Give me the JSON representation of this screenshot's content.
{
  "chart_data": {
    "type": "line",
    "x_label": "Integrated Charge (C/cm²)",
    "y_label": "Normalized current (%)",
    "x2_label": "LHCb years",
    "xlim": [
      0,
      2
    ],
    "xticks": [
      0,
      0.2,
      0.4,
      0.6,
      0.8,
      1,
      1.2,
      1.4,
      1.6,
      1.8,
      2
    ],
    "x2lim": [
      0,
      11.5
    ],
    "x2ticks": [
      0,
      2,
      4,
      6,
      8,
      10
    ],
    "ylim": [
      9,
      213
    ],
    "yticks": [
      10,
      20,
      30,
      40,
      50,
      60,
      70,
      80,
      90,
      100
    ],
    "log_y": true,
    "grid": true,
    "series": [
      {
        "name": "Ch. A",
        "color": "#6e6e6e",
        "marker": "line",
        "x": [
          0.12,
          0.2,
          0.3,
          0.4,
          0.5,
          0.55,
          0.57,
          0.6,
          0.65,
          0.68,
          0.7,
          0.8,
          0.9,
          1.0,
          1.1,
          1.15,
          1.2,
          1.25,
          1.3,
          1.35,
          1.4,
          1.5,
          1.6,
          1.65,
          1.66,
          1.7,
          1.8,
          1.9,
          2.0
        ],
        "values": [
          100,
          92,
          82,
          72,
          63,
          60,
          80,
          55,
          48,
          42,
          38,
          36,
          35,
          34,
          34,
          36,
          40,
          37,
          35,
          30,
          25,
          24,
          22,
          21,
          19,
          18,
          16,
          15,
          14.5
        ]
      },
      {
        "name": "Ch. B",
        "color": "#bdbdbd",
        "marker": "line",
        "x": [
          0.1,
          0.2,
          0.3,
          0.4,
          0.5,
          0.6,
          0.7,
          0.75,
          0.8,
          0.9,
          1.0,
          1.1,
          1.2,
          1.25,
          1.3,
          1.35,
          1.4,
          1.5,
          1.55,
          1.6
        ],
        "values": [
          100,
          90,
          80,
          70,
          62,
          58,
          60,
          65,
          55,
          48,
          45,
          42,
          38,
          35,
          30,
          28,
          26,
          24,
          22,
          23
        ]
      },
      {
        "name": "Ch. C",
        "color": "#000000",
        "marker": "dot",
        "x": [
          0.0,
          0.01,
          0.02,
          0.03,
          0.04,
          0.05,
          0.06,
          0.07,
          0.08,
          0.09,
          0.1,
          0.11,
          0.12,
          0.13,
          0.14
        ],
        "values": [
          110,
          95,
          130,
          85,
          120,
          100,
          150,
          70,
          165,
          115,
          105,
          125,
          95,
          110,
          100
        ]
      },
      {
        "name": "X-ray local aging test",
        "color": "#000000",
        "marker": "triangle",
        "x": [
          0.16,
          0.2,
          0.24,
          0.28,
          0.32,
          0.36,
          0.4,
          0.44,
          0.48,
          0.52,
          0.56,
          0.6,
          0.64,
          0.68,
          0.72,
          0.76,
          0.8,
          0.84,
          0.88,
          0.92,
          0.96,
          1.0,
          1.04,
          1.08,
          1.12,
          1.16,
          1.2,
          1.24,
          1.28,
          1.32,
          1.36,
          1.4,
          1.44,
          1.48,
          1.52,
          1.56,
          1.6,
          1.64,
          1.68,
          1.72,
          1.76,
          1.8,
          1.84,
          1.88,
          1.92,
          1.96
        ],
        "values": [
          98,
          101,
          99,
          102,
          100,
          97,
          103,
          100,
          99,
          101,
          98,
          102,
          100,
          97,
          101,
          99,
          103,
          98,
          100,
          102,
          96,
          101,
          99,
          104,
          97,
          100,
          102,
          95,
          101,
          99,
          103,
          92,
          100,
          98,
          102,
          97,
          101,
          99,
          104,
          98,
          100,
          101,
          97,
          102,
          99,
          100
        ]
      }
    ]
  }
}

————————

• GIVEN INSTRUCTION: Write out the listing once more, matching it exactly.

• RESPONSE TO THE TASK:
Give me the JSON representation of this screenshot's content.
{
  "chart_data": {
    "type": "line",
    "x_label": "Integrated Charge (C/cm²)",
    "y_label": "Normalized current (%)",
    "x2_label": "LHCb years",
    "xlim": [
      0,
      2
    ],
    "xticks": [
      0,
      0.2,
      0.4,
      0.6,
      0.8,
      1,
      1.2,
      1.4,
      1.6,
      1.8,
      2
    ],
    "x2lim": [
      0,
      11.5
    ],
    "x2ticks": [
      0,
      2,
      4,
      6,
      8,
      10
    ],
    "ylim": [
      9,
      213
    ],
    "yticks": [
      10,
      20,
      30,
      40,
      50,
      60,
      70,
      80,
      90,
      100
    ],
    "log_y": true,
    "grid": true,
    "series": [
      {
        "name": "Ch. A",
        "color": "#6e6e6e",
        "marker": "line",
        "x": [
          0.12,
          0.2,
          0.3,
          0.4,
          0.5,
          0.55,
          0.57,
          0.6,
          0.65,
          0.68,
          0.7,
          0.8,
          0.9,
          1.0,
          1.1,
          1.15,
          1.2,
          1.25,
          1.3,
          1.35,
          1.4,
          1.5,
          1.6,
          1.65,
          1.66,
          1.7,
          1.8,
          1.9,
          2.0
        ],
        "values": [
          100,
          92,
          82,
          72,
          63,
          60,
          80,
          55,
          48,
          42,
          38,
          36,
          35,
          34,
          34,
          36,
          40,
          37,
          35,
          30,
          25,
          24,
          22,
          21,
          19,
          18,
          16,
          15,
          14.5
        ]
      },
      {
        "name": "Ch. B",
        "color": "#bdbdbd",
        "marker": "line",
        "x": [
          0.1,
          0.2,
          0.3,
          0.4,
          0.5,
          0.6,
          0.7,
          0.75,
          0.8,
          0.9,
          1.0,
          1.1,
          1.2,
          1.25,
          1.3,
          1.35,
          1.4,
          1.5,
          1.55,
          1.6
        ],
        "values": [
          100,
          90,
          80,
          70,
          62,
          58,
          60,
          65,
          55,
          48,
          45,
          42,
          38,
          35,
          30,
          28,
          26,
          24,
          22,
          23
        ]
      },
      {
        "name": "Ch. C",
        "color": "#000000",
        "marker": "dot",
        "x": [
          0.0,
          0.01,
          0.02,
          0.03,
          0.04,
          0.05,
          0.06,
          0.07,
          0.08,
          0.09,
          0.1,
          0.11,
          0.12,
          0.13,
          0.14
        ],
        "values": [
          110,
          95,
          130,
          85,
          120,
          100,
          150,
          70,
          165,
          115,
          105,
          125,
          95,
          110,
          100
        ]
      },
      {
        "name": "X-ray local aging test",
        "color": "#000000",
        "marker": "triangle",
        "x": [
          0.16,
          0.2,
          0.24,
          0.28,
          0.32,
          0.36,
          0.4,
          0.44,
          0.48,
          0.52,
          0.56,
          0.6,
          0.64,
          0.68,
          0.72,
          0.76,
          0.8,
          0.84,
          0.88,
          0.92,
          0.96,
          1.0,
          1.04,
          1.08,
          1.12,
          1.16,
          1.2,
          1.24,
          1.28,
          1.32,
          1.36,
          1.4,
          1.44,
          1.48,
          1.52,
          1.56,
          1.6,
          1.64,
          1.68,
          1.72,
          1.76,
          1.8,
          1.84,
          1.88,
          1.92,
          1.96
        ],
        "values": [
          98,
          101,
          99,
          102,
          100,
          97,
          103,
          100,
          99,
          101,
          98,
          102,
          100,
          97,
          101,
          99,
          103,
          98,
          100,
          102,
          96,
          101,
          99,
          104,
          97,
          100,
          102,
          95,
          101,
          99,
          103,
          92,
          100,
          98,
          102,
          97,
          101,
          99,
          104,
          98,
          100,
          101,
          97,
          102,
          99,
          100
        ]
      }
    ]
  }
}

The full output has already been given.